In the records below, find each line with the word "might" and copy it.
╔══
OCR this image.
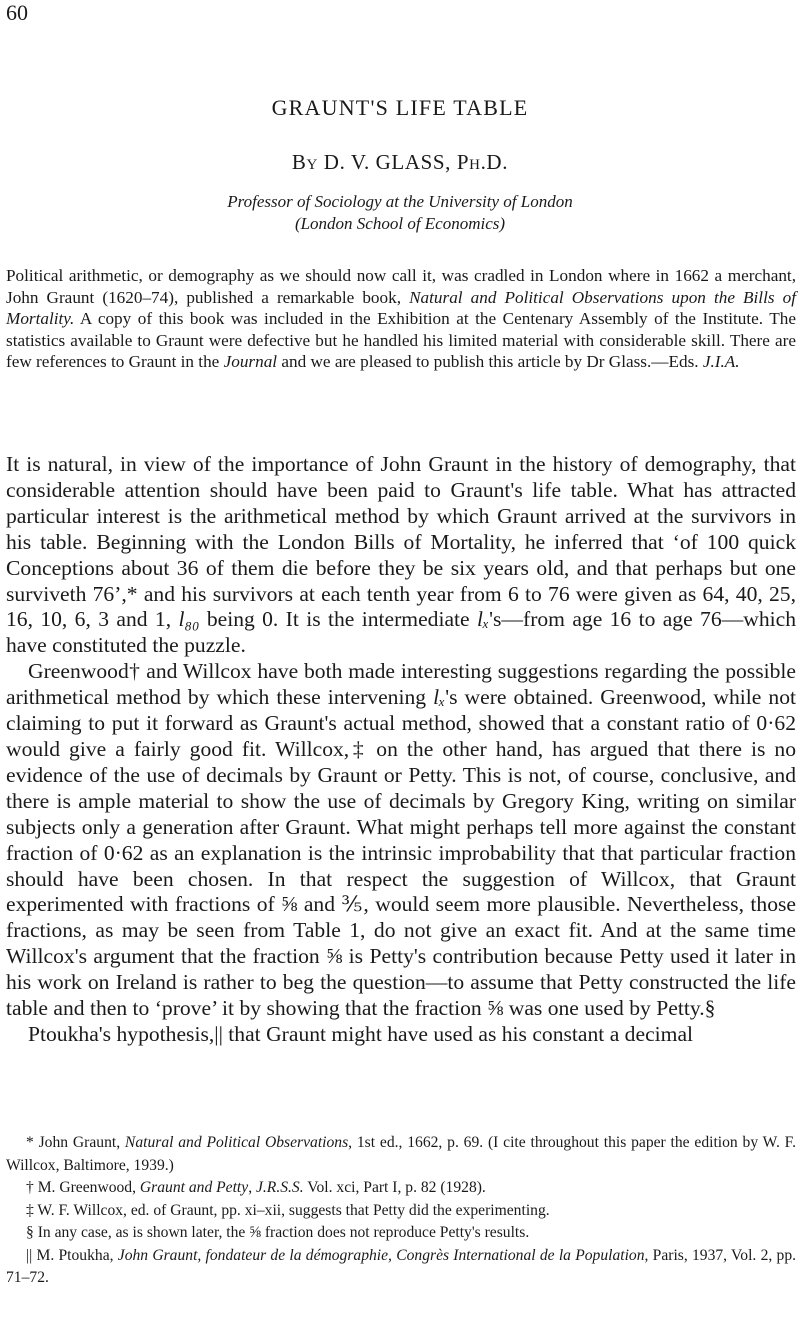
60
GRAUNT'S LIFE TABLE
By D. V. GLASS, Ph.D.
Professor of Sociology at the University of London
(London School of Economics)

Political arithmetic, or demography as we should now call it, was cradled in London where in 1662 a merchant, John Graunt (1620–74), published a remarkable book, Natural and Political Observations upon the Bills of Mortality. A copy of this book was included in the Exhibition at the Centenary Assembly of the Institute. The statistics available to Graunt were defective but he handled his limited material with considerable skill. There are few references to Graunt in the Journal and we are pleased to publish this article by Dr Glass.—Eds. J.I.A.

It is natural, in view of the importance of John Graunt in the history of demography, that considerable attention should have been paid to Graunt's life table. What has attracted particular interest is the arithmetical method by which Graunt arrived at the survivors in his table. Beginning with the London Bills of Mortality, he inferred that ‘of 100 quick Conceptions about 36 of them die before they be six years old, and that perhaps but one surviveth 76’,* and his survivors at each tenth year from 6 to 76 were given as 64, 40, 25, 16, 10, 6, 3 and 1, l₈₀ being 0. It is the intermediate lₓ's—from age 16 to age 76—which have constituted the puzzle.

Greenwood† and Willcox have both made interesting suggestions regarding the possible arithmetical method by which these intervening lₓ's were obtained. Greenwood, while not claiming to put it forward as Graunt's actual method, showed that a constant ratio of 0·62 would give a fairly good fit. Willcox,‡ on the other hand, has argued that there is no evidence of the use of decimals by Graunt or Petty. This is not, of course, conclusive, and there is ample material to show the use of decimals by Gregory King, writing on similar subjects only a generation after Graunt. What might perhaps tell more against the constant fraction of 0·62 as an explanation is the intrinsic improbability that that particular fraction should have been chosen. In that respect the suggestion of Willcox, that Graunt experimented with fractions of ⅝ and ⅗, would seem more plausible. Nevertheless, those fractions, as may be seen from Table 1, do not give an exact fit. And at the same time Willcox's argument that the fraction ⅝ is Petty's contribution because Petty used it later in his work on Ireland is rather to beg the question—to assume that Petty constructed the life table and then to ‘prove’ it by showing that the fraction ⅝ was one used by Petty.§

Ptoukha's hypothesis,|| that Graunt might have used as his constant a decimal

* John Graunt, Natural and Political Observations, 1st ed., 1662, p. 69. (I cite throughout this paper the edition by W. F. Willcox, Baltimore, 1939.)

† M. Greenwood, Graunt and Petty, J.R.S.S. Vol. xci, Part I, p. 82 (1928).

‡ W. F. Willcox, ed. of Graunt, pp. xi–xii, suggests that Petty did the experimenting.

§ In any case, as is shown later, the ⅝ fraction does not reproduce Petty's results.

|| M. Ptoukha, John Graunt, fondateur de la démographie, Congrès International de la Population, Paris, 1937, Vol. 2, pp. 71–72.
╚══
╔══
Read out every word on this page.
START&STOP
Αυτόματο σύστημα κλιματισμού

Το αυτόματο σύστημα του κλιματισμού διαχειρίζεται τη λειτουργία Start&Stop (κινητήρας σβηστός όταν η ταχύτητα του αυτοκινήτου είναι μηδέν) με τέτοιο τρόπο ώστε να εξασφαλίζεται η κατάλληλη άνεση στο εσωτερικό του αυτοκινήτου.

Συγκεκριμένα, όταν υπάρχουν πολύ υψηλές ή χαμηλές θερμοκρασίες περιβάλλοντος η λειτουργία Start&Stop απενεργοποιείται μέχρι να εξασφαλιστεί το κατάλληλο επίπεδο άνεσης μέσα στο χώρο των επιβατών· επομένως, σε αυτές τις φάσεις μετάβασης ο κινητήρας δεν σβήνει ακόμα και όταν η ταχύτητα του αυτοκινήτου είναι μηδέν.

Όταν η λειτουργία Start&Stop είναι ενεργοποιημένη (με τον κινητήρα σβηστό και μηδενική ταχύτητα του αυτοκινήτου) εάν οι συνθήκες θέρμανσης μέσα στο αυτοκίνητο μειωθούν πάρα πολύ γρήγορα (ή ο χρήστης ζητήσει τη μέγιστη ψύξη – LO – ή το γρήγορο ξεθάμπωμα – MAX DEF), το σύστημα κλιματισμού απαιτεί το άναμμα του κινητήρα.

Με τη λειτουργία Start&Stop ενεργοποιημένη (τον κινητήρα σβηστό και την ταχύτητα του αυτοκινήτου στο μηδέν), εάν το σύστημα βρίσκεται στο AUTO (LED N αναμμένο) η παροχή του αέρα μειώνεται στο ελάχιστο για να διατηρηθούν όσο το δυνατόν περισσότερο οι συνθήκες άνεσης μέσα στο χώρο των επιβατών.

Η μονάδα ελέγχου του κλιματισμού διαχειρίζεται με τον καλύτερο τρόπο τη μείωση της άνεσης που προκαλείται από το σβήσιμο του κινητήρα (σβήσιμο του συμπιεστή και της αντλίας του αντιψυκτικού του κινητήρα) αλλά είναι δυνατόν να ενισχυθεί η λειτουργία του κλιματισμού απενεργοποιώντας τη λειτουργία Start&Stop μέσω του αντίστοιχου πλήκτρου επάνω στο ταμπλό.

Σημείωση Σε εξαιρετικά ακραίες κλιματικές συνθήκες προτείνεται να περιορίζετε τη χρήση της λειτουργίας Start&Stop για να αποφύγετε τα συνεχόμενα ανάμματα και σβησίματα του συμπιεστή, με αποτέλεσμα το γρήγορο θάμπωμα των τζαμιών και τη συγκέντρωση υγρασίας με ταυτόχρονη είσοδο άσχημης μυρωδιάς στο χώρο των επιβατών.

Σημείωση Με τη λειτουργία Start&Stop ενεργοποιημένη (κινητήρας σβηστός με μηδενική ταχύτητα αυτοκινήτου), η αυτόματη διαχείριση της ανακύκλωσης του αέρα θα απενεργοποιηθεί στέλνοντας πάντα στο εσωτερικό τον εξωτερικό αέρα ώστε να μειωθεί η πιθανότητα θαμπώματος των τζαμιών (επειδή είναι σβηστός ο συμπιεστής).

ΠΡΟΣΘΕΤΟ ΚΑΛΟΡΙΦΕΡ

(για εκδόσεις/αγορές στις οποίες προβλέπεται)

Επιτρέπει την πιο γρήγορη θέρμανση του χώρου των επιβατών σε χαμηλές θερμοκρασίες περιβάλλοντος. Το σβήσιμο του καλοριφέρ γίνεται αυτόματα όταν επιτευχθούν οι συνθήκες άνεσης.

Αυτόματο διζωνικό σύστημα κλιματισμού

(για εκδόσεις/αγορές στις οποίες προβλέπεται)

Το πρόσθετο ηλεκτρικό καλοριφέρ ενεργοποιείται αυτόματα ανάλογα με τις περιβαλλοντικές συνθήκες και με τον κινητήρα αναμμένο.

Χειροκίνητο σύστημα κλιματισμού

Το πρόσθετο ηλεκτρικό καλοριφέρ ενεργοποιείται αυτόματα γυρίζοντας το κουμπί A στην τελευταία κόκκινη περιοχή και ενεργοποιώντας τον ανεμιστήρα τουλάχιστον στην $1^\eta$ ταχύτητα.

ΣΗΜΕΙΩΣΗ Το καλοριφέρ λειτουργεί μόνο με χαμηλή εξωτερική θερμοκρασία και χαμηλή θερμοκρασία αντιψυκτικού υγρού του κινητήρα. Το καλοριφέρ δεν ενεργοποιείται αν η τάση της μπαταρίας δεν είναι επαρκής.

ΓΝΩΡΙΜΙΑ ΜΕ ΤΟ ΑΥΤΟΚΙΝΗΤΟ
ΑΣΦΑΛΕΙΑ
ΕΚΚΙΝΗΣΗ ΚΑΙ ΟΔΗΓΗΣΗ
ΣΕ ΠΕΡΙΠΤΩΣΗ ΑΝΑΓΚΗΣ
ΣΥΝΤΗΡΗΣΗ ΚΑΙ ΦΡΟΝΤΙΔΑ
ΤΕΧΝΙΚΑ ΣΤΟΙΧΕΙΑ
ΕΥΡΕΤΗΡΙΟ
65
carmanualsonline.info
╚══
■ Answer to this task ■
Greenwood† and Willcox have both made interesting suggestions regarding the possible arithmetical method by which these intervening lₓ's were obtained. Greenwood, while not claiming to put it forward as Graunt's actual method, showed that a constant ratio of 0·62 would give a fairly good fit. Willcox,‡ on the other hand, has argued that there is no evidence of the use of decimals by Graunt or Petty. This is not, of course, conclusive, and there is ample material to show the use of decimals by Gregory King, writing on similar subjects only a generation after Graunt. What might perhaps tell more against the constant fraction of 0·62 as an explanation is the intrinsic improbability that that particular fraction should have been chosen. In that respect the suggestion of Willcox, that Graunt experimented with fractions of ⅝ and ⅗, would seem more plausible. Nevertheless, those fractions, as may be seen from Table 1, do not give an exact fit. And at the same time Willcox's argument that the fraction ⅝ is Petty's contribution because Petty used it later in his work on Ireland is rather to beg the question—to assume that Petty constructed the life table and then to ‘prove’ it by showing that the fraction ⅝ was one used by Petty.§
Ptoukha's hypothesis,|| that Graunt might have used as his constant a decimal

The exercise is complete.